**Data provided:**

§

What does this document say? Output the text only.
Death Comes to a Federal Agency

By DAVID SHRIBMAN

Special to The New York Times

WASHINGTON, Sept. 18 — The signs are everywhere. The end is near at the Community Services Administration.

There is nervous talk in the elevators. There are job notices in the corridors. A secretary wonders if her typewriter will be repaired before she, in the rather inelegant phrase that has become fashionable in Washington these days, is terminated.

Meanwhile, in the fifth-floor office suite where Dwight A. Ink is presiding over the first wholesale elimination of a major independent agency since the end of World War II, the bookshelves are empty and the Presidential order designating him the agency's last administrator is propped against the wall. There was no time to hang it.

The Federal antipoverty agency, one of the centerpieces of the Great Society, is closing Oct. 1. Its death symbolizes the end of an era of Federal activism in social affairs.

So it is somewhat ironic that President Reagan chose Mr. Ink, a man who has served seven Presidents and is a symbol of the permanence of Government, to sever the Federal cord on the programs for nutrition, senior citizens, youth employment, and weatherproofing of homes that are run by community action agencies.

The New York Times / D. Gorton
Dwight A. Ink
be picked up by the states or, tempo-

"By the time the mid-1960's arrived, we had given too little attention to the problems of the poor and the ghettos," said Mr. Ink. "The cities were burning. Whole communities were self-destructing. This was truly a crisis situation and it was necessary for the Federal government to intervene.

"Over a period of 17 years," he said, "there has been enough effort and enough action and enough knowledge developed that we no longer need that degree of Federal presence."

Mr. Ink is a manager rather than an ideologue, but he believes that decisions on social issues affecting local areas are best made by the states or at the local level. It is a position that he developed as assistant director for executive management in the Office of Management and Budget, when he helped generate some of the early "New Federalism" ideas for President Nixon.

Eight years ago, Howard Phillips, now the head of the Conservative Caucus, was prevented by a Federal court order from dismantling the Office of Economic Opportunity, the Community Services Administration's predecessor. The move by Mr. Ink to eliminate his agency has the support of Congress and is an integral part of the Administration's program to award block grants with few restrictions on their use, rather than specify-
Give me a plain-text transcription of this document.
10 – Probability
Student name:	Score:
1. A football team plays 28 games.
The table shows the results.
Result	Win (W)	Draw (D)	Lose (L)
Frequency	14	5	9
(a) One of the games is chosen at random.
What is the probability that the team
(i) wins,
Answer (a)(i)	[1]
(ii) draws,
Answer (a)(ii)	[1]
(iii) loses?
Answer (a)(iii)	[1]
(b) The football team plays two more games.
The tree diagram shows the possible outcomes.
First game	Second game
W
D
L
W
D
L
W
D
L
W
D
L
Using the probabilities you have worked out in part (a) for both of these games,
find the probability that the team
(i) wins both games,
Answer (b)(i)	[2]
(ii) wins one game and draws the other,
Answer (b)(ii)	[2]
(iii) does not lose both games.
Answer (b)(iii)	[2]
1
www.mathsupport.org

§

**Requirements:** List all lines in the material containing the string "rather".

**Exercise answer:**
There is nervous talk in the elevators. There are job notices in the corridors. A secretary wonders if her typewriter will be repaired before she, in the rather inelegant phrase that has become fashionable in Washington these days, is terminated.
Mr. Ink is a manager rather than an ideologue, but he believes that decisions on social issues affecting local areas are best made by the states or at the local level. It is a position that he developed as assistant director for executive management in the Office of Management and Budget, when he helped generate some of the early "New Federalism" ideas for President Nixon.
Eight years ago, Howard Phillips, now the head of the Conservative Caucus, was prevented by a Federal court order from dismantling the Office of Economic Opportunity, the Community Services Administration's predecessor. The move by Mr. Ink to eliminate his agency has the support of Congress and is an integral part of the Administration's program to award block grants with few restrictions on their use, rather than specify-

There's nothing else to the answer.